WHAT YOU HAVE TO DO:
Read the material below. Count the lines containing "likes" and give that count alone.

RECORDS SHOWN:

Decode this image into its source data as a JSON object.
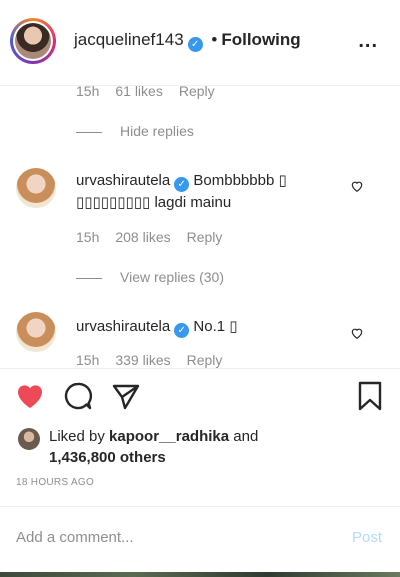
{
  "header": {
    "username": "jacquelinef143",
    "separator": "•",
    "follow_status": "Following",
    "more_label": "..."
  },
  "comments": {
    "prev_meta": {
      "time": "15h",
      "likes": "61 likes",
      "reply": "Reply"
    },
    "hide_replies": "Hide replies",
    "items": [
      {
        "username": "urvashirautela",
        "text": "Bombbbbbb ▯ ▯▯▯▯▯▯▯▯▯ lagdi mainu",
        "time": "15h",
        "likes": "208 likes",
        "reply": "Reply",
        "view_replies": "View replies (30)"
      },
      {
        "username": "urvashirautela",
        "text": "No.1 ▯",
        "time": "15h",
        "likes": "339 likes",
        "reply": "Reply"
      }
    ]
  },
  "actions": {
    "like_icon": "heart-filled-icon",
    "comment_icon": "comment-icon",
    "share_icon": "send-icon",
    "save_icon": "bookmark-icon",
    "like_color": "#ed4956"
  },
  "likes": {
    "prefix": "Liked by",
    "user": "kapoor__radhika",
    "and": "and",
    "others": "1,436,800 others"
  },
  "timestamp": "18 HOURS AGO",
  "add_comment": {
    "placeholder": "Add a comment...",
    "post_label": "Post"
  }
}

TASK ANSWER:
4